## What to do
Pick out every line that holds the string "求助者一般资料" and copy it.

--- BEGIN ---

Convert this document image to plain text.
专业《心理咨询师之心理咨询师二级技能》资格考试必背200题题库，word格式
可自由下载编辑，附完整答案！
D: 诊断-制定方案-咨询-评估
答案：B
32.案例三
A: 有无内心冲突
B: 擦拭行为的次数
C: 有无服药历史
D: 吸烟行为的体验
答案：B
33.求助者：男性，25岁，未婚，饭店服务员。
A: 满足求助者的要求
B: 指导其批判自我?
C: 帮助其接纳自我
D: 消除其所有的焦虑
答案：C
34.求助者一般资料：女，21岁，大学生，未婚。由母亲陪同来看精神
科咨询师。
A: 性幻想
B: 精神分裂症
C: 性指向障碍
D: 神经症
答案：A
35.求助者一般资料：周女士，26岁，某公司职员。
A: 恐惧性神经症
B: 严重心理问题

--- END ---

## Task output
34.求助者一般资料：女，21岁，大学生，未婚。由母亲陪同来看精神
35.求助者一般资料：周女士，26岁，某公司职员。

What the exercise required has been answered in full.